Unter dem Titel "Anonymos Rex" konnte ich mir gar nichts vorstellen und die ersten gelesenen Seiten verwirrten mich zusätzlich. Da erzählt ein Detektiv von seinem aktuellen Beschattungsjob und dass er "auf Basilikum" ist, das erst einen Glimmer verursacht und dann ordentlich knallt ???!!!

Wenig später erschliesst sich mir: ich bin an einen Fantasyroman geraten! Die Dinosaurier sind vor Millionen von Jahren nicht ausgestorben, sondern haben sich der menschlichen Lebensform angepasst. Sie sind kleiner geworden, haben sich dem menschlichen Denken angepasst und gelernt sich unbemerkt in der menschlichen Gesellschaft zurecht zu finden. Mit aufwändigen Kostuemen und Masken aus Latex, mit Gurten und Schnallen quetschen sie sich in menschliche Formen und leben unbemerkt unter den Homo Sapiens. Als Erbe ihrer Gattung sind sie besonders stark und haben hoch entwickelte Sinne und Instinkte.

Der Held des Romans ist ein Velociraptor namens Vincent Rubio. Ein auf dem absteigenden Ast befindlicher Detektiv, ein absoluter Loser, der einen letzten Auftrag von seinem Chef erhält, nachdem er zuvor mit einem Auftrag kläglich gescheitert ist und den Tod seines besten Freundes zu verantworten hat.

Nicht ganz Ernst zu nehmen, schrullig, amuesant und skurril wird ein Skandal ausserordentlichen Ausmasses aufgedeckt, der die moralischen Empfindungen der Dinowelt erschuettert. Unter Einsatz seines Lebens ermittelt Rubio in Los Angeles und New York und trifft dabei auf verlogene Menschen, sinnenfreudige Saurier, ruecksichtslose Wissenschaftler und verfuehrerische Frauen.

Jurassic Park mal anders 😃 Ermittlungen in der Dinosaurier Unterwelt, Scharaden, tödliche Begegnungen, gefährliche Spurensuche und Verfolgungsjagden machen das Buch unterhaltsam und spannend und auch eine humorvolle Komponente kommt nicht zu kurz. Es ist kurzweilig und die 300 Seiten lesen sich schnell weg.

Layout-Annotationsdaten:

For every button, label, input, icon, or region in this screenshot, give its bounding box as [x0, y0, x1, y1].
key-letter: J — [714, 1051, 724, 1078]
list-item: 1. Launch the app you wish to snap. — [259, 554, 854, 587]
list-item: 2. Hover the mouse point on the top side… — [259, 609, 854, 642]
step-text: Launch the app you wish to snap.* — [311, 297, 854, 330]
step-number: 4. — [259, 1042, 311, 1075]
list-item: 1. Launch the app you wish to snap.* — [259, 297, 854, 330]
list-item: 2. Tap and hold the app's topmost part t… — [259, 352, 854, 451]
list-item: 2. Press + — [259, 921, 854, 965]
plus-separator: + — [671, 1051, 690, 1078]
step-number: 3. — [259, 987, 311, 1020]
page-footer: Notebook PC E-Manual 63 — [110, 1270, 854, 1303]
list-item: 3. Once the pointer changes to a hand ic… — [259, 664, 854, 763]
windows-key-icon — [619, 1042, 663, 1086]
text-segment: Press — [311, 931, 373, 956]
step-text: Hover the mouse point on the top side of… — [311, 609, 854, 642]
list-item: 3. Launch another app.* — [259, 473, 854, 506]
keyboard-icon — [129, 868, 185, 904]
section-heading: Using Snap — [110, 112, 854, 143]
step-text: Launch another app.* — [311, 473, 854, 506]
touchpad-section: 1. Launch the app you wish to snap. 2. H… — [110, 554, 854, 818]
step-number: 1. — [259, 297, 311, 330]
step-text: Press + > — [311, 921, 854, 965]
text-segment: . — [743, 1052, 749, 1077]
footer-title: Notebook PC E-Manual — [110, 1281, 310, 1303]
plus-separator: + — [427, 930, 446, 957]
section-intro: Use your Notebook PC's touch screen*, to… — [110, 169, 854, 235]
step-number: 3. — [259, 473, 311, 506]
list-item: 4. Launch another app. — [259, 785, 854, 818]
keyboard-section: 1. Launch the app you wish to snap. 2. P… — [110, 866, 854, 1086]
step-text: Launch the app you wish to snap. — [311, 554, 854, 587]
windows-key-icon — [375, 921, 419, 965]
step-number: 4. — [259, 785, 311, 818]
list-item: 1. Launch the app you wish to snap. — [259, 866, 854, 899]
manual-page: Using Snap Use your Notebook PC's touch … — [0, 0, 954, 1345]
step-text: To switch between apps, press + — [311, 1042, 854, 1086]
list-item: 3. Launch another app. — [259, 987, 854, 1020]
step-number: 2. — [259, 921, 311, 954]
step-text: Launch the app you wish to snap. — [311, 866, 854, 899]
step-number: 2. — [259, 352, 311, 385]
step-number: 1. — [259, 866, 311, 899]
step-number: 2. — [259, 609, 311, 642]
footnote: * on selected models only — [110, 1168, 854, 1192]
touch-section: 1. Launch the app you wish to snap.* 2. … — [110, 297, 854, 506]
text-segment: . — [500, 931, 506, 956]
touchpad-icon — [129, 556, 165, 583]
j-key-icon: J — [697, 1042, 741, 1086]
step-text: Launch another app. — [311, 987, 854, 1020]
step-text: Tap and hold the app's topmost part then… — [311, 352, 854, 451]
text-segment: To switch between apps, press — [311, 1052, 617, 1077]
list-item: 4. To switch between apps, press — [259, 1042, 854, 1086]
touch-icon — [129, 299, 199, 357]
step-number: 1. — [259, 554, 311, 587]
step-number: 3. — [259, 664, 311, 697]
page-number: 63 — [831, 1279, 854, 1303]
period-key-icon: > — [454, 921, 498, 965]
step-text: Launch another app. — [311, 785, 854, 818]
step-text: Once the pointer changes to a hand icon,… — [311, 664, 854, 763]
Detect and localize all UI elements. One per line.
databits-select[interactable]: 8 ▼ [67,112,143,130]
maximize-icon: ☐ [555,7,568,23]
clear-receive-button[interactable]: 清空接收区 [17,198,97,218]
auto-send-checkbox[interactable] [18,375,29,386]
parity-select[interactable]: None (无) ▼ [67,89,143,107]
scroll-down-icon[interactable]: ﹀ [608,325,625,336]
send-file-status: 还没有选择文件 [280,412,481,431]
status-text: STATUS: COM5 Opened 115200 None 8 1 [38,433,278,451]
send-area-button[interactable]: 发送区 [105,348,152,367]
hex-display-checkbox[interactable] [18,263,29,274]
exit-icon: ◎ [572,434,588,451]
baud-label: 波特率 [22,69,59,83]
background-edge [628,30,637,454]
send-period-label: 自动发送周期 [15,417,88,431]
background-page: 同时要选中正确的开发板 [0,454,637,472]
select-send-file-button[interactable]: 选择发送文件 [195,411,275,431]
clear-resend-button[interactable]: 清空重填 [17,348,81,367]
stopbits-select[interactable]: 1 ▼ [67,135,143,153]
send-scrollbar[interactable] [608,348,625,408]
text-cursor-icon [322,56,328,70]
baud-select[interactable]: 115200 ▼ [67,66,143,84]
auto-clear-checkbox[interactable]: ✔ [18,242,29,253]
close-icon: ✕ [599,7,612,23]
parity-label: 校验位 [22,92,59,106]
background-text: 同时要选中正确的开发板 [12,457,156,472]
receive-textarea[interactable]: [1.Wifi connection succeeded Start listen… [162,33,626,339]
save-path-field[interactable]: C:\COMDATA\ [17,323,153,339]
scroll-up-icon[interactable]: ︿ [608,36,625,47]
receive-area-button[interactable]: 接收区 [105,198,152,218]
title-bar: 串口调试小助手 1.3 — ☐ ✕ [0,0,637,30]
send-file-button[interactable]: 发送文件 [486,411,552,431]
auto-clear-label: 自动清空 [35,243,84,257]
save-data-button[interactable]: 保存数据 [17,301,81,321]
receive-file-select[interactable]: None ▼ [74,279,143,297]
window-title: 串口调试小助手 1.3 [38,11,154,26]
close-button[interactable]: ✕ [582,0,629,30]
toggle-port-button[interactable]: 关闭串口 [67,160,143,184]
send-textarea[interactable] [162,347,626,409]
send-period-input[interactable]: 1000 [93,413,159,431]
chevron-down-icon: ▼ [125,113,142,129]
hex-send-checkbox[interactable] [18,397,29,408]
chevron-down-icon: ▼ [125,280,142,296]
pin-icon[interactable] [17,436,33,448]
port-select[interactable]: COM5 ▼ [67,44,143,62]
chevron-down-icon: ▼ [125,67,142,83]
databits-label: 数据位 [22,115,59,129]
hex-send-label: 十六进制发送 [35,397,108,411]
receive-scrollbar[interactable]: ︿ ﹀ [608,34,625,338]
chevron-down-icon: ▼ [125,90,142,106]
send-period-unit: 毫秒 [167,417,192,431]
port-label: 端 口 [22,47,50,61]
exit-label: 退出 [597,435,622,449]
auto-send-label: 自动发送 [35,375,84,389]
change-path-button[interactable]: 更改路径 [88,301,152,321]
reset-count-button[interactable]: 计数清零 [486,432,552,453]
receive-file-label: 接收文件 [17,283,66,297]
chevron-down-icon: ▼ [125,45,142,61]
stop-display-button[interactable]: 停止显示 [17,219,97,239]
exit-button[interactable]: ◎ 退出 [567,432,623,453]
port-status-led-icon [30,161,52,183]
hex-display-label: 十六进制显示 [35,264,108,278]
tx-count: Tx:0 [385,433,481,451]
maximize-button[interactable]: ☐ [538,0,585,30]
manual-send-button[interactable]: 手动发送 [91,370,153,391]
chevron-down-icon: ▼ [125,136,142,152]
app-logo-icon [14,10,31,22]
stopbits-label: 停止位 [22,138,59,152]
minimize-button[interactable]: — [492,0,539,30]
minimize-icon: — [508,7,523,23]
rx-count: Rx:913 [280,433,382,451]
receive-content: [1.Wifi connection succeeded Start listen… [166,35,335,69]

> [Aufgabe 1]
Beantworte zum Textauszug:
(a) Wie heißt der Held des Romans, und welche Dinosaurierart ist er?
(b) In welchen Städten ermittelt er?
(c) Wie viele Seiten umfasst das Buch?
> [Aufgabe 2] Wiederhole aus den Einträgen alles vom Anfang bis einschließlich der Zeile mit „step-number: 4. — [259, 1042, 311, 1075]“ wortgetreu.
Der Textauszug und die Einträge haben nichts miteinander zu tun.

> [Lösung 1]
(a) Vincent Rubio, ein Velociraptor.
(b) In Los Angeles und New York.
(c) 300 Seiten.

> [Lösung 2]
For every button, label, input, icon, or region in this screenshot, give its bounding box as [x0, y0, x1, y1].
key-letter: J — [714, 1051, 724, 1078]
list-item: 1. Launch the app you wish to snap. — [259, 554, 854, 587]
list-item: 2. Hover the mouse point on the top side… — [259, 609, 854, 642]
step-text: Launch the app you wish to snap.* — [311, 297, 854, 330]
step-number: 4. — [259, 1042, 311, 1075]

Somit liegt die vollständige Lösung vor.